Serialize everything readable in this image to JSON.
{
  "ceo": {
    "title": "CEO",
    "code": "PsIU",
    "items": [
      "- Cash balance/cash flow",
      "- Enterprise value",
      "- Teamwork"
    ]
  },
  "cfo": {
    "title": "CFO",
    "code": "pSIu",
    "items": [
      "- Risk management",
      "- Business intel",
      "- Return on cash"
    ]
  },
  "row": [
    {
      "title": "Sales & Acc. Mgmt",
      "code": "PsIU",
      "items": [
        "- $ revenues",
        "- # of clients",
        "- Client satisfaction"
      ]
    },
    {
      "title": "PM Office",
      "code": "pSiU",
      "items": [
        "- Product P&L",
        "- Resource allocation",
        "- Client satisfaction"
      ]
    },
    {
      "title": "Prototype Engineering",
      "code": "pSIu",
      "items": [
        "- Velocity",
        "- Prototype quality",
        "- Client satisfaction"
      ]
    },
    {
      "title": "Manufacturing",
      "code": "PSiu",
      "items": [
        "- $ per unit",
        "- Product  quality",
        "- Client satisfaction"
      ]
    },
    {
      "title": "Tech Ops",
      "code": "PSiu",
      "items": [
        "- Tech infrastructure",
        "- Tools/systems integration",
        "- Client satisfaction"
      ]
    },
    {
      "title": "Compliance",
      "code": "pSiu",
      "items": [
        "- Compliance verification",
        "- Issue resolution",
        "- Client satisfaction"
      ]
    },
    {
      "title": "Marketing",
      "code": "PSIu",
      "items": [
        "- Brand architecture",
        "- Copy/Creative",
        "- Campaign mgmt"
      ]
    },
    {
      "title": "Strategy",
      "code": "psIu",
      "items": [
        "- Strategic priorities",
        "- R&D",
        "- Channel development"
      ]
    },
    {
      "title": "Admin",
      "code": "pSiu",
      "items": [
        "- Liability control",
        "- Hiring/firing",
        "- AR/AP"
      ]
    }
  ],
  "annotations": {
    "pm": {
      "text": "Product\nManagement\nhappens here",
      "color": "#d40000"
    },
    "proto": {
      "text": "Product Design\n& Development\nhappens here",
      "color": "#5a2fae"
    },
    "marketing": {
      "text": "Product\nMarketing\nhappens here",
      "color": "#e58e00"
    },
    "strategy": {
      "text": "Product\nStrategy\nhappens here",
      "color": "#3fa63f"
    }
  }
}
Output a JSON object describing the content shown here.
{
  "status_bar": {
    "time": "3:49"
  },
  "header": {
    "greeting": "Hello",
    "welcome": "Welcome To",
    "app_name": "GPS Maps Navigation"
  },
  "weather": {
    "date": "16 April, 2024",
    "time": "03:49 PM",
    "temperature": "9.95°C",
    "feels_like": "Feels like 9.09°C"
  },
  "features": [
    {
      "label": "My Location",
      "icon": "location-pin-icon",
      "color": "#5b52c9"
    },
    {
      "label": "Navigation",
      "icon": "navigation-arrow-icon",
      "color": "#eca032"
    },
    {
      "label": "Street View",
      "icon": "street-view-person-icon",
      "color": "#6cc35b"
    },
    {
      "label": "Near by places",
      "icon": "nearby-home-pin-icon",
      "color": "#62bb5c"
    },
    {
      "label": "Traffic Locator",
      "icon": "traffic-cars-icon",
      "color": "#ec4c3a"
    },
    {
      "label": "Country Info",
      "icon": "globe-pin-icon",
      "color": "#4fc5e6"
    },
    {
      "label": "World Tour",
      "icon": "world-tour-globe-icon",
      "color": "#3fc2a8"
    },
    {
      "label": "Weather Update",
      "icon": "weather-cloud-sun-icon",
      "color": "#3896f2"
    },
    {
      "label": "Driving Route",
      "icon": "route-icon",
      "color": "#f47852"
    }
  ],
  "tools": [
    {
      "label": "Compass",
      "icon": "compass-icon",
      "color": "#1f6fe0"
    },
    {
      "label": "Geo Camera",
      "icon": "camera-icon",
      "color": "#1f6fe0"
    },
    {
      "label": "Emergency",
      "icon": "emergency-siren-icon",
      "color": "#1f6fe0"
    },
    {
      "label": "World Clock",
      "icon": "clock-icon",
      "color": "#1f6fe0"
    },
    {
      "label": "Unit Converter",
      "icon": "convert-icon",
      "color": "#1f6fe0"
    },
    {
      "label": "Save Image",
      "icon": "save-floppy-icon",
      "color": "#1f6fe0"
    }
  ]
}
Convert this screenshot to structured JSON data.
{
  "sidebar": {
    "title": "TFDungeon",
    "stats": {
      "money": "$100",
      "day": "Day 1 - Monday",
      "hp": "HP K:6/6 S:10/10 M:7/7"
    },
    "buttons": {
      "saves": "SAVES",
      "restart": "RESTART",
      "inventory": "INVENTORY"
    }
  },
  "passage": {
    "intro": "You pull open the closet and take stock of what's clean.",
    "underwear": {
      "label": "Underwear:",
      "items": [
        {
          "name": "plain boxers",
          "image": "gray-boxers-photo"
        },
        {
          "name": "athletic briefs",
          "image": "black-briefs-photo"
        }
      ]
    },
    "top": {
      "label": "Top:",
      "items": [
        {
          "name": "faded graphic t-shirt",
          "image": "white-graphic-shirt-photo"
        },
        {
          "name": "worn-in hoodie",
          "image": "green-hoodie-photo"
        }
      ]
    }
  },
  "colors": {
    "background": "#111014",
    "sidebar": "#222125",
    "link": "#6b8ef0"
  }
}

• Directions: For the listing above, give the number of lines in which the string "here" occurs, and nothing else.

• Correct response: 5